• _PROBLEM DETAILS_:
Pick out the lines in the listing below that contain the word "Geração" and copy them.

━━━━━━━━━━━━━━━━

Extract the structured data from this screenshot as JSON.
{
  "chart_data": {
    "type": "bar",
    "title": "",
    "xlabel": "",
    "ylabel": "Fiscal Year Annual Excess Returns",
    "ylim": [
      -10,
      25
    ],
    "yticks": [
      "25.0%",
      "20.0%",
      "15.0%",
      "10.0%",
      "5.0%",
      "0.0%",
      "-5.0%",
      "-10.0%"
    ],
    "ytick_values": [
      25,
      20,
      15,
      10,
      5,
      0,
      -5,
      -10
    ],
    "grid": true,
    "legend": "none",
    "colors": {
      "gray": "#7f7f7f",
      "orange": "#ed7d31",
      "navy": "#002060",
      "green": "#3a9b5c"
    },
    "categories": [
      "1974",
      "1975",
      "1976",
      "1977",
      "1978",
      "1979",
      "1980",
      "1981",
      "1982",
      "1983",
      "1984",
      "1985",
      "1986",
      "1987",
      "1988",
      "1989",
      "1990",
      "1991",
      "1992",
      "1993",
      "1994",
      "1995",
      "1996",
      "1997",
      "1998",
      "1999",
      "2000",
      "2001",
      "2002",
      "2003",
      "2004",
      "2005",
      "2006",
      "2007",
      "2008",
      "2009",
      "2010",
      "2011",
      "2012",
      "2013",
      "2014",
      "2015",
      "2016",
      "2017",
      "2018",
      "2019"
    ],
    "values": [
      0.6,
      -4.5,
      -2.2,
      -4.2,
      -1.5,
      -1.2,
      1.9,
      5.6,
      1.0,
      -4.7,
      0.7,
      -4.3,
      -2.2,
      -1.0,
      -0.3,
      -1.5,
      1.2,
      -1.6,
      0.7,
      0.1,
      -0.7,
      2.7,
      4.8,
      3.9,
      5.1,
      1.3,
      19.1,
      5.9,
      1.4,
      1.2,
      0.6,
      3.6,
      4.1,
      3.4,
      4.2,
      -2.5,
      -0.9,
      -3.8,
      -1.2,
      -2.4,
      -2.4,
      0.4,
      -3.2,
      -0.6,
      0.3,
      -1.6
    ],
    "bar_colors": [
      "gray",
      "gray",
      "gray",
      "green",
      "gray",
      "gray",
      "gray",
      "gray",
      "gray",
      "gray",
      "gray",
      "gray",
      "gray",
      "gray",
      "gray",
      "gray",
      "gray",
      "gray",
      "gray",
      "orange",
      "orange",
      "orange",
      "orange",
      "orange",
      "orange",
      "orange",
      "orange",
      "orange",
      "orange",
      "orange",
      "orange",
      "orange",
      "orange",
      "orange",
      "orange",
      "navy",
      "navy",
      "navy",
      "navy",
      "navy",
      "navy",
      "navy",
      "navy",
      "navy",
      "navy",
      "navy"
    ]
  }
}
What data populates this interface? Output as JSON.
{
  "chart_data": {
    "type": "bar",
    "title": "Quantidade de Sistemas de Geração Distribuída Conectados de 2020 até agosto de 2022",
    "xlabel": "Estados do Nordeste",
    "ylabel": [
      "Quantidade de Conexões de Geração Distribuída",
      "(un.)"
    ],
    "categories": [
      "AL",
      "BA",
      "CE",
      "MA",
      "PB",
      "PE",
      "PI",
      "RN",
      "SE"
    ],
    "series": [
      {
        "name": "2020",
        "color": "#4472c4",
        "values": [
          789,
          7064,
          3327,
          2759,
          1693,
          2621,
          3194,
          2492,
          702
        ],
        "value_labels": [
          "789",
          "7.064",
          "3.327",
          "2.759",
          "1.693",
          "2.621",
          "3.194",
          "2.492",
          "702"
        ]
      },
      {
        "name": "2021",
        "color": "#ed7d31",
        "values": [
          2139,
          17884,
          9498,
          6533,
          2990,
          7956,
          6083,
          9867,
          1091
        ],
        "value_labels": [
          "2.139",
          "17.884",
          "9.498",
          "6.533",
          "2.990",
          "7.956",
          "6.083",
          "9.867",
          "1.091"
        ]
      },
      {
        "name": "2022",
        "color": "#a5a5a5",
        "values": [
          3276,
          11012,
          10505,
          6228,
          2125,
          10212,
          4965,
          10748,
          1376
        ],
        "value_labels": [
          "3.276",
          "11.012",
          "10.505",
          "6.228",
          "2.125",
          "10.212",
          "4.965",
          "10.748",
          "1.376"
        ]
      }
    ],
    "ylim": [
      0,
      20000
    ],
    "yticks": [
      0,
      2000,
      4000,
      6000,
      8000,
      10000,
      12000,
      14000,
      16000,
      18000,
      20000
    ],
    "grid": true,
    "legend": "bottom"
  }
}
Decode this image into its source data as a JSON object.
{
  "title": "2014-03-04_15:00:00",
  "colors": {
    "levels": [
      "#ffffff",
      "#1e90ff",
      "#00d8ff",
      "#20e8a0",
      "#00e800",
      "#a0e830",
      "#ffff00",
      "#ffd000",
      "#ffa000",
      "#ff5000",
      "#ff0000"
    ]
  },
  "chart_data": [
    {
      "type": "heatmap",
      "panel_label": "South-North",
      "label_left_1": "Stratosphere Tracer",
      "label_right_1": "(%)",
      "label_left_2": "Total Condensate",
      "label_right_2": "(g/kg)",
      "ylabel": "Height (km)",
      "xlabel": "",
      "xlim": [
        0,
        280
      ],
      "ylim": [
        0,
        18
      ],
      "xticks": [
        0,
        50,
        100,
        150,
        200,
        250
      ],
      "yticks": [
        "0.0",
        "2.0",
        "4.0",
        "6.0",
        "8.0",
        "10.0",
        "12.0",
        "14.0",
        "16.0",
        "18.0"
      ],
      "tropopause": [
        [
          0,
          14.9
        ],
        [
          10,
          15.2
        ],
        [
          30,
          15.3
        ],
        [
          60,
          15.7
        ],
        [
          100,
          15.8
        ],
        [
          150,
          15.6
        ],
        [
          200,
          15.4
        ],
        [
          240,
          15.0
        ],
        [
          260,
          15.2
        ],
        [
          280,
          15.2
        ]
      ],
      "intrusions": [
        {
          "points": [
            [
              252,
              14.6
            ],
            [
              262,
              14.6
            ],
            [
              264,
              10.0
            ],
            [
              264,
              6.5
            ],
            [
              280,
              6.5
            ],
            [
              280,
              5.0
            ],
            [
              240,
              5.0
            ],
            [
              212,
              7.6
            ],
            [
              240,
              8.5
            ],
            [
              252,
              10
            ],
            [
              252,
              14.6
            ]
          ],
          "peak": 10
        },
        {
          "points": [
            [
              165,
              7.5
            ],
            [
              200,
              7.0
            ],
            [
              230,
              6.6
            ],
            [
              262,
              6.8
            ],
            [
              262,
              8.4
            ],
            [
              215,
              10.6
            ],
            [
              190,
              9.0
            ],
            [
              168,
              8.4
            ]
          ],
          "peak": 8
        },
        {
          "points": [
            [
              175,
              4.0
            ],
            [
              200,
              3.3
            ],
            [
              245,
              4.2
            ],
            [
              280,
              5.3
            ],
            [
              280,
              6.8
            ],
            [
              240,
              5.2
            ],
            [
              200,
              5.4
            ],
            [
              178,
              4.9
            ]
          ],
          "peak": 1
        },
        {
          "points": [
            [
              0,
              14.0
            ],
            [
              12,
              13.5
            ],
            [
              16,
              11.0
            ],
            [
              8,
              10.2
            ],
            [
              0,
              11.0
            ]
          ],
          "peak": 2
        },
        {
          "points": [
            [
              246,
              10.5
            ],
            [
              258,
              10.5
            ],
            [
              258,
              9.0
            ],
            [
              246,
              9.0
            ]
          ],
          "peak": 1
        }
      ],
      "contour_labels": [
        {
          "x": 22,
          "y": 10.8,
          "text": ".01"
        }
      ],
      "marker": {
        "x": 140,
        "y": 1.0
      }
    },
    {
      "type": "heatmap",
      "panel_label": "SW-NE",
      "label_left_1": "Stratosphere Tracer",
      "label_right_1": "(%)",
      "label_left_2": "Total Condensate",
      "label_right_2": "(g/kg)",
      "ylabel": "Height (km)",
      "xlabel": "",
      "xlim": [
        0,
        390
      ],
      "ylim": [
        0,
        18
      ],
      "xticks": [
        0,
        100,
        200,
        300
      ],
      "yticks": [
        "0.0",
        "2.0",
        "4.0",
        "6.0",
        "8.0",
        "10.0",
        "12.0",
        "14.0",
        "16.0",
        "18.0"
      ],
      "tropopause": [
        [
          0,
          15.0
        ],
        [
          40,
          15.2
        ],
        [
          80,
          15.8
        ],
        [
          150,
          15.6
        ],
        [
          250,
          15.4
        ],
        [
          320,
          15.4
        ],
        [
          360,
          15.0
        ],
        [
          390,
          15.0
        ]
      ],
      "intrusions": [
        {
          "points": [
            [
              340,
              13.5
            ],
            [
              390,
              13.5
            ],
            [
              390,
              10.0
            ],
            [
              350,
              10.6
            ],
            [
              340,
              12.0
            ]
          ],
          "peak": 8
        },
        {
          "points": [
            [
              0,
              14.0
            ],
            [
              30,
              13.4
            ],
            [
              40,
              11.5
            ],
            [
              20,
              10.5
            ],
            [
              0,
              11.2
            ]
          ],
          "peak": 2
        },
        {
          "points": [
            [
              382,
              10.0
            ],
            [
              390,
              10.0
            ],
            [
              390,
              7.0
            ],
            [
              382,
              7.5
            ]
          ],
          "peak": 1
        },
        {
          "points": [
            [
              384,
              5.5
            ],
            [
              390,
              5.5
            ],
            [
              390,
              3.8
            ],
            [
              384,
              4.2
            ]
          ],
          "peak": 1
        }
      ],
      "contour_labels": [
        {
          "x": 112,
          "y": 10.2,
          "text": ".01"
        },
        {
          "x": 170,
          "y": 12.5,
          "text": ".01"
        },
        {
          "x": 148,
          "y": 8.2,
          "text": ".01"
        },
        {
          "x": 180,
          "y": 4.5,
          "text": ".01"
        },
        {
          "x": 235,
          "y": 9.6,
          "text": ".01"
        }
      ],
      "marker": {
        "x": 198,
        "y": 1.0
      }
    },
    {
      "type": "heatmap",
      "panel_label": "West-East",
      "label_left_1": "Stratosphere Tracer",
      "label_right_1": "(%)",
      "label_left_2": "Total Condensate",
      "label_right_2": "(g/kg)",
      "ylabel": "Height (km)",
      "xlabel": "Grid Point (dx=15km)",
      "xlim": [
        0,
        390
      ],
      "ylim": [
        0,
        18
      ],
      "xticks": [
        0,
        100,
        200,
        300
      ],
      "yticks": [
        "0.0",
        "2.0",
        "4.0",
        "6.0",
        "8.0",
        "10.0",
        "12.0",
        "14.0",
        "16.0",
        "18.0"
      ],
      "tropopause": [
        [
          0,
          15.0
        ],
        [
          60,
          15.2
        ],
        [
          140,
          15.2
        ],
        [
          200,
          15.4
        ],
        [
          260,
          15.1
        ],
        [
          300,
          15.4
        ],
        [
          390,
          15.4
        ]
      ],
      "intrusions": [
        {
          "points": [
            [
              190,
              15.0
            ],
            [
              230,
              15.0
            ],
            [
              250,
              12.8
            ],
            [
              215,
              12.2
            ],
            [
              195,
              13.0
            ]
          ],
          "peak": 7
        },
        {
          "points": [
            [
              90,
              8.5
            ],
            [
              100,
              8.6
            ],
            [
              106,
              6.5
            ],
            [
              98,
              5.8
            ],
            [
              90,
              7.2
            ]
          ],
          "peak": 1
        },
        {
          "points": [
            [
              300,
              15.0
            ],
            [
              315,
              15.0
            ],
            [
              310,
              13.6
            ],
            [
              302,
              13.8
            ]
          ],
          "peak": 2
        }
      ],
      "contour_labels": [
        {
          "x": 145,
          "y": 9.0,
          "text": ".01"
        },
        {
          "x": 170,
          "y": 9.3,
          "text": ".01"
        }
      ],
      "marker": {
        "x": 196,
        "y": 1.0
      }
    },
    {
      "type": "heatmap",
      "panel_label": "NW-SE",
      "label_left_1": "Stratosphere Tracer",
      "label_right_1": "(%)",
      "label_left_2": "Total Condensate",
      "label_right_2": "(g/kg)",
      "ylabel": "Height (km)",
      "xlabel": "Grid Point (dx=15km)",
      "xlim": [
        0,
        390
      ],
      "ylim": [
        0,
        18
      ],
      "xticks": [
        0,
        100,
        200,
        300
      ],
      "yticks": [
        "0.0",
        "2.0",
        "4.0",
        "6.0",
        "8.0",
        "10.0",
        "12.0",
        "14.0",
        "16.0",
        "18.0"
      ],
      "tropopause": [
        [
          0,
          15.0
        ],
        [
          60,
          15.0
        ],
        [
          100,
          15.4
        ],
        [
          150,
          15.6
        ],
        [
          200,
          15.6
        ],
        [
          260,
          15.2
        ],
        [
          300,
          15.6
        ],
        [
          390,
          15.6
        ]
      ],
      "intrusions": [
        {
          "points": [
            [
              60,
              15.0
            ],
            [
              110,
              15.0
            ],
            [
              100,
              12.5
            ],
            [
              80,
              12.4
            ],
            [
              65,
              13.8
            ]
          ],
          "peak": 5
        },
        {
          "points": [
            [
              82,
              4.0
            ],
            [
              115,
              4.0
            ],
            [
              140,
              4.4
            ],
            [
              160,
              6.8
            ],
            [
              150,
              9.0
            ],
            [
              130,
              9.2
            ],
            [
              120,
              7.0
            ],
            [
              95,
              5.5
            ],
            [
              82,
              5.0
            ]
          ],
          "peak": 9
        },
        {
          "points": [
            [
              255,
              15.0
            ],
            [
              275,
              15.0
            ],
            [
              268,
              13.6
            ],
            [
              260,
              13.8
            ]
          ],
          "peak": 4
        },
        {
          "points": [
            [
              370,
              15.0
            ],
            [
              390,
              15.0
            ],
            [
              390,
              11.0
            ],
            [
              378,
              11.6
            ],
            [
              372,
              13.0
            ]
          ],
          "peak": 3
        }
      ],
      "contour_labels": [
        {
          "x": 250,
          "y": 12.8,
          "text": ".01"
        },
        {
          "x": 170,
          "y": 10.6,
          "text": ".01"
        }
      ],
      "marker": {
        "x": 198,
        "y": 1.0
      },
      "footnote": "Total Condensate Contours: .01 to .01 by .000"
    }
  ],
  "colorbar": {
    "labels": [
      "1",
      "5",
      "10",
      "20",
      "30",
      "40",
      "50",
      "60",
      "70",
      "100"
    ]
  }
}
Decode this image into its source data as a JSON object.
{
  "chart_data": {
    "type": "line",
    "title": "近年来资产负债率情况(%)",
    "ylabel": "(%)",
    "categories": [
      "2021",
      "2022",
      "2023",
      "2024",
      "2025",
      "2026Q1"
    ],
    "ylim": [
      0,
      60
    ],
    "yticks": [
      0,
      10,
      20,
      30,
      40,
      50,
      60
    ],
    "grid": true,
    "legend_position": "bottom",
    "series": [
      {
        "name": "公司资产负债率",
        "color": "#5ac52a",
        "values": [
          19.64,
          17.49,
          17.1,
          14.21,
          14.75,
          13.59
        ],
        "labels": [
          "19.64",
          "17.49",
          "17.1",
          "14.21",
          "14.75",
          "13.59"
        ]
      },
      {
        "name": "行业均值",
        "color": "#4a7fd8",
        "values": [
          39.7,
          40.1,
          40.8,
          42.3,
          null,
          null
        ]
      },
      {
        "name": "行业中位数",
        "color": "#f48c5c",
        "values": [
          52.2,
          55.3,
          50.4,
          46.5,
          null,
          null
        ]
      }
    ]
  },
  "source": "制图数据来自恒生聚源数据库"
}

━━━━━━━━━━━━━━━━

• _FULL RESPONSE_:
    "title": "Quantidade de Sistemas de Geração Distribuída Conectados de 2020 até agosto de 2022",
      "Quantidade de Conexões de Geração Distribuída",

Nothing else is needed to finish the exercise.